● Exercise instructions
Some lines in the listing below may include the string "this". How many are there? Give only the number.

● Given information

────────────────────

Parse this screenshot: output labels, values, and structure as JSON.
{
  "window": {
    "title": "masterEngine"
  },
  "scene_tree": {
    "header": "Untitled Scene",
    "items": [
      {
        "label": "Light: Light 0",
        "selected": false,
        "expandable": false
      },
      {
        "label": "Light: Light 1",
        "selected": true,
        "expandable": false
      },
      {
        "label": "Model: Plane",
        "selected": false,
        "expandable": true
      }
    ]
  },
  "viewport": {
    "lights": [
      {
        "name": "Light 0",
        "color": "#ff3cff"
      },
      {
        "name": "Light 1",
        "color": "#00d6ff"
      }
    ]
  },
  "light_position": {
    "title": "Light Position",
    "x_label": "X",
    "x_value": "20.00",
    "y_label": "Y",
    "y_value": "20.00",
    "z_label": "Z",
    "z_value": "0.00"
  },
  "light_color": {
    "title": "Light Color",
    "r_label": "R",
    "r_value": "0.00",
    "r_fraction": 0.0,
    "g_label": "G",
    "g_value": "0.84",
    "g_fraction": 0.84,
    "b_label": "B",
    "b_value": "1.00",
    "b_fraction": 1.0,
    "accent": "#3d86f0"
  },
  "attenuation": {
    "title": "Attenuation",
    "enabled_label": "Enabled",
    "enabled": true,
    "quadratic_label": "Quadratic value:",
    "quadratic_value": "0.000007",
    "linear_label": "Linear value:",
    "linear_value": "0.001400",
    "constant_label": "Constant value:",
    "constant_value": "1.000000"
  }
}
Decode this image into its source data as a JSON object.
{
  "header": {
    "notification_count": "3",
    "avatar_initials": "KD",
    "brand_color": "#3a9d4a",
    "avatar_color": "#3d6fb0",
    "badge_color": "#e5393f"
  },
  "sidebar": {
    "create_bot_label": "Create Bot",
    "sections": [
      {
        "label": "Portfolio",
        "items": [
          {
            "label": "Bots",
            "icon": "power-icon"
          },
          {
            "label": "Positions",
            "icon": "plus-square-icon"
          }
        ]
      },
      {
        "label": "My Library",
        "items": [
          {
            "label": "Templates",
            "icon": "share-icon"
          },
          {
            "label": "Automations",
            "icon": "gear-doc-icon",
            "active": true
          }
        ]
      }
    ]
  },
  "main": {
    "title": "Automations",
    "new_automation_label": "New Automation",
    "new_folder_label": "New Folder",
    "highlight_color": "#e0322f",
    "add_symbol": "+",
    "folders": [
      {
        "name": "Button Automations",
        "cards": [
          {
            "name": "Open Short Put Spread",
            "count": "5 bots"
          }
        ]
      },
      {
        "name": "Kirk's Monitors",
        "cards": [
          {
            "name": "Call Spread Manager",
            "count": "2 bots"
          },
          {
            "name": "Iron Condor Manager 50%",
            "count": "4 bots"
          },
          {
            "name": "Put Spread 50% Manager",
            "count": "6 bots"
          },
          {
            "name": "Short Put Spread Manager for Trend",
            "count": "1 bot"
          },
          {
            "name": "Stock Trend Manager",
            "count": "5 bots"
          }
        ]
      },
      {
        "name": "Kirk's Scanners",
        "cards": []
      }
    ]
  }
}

────────────────────

● Correct response
2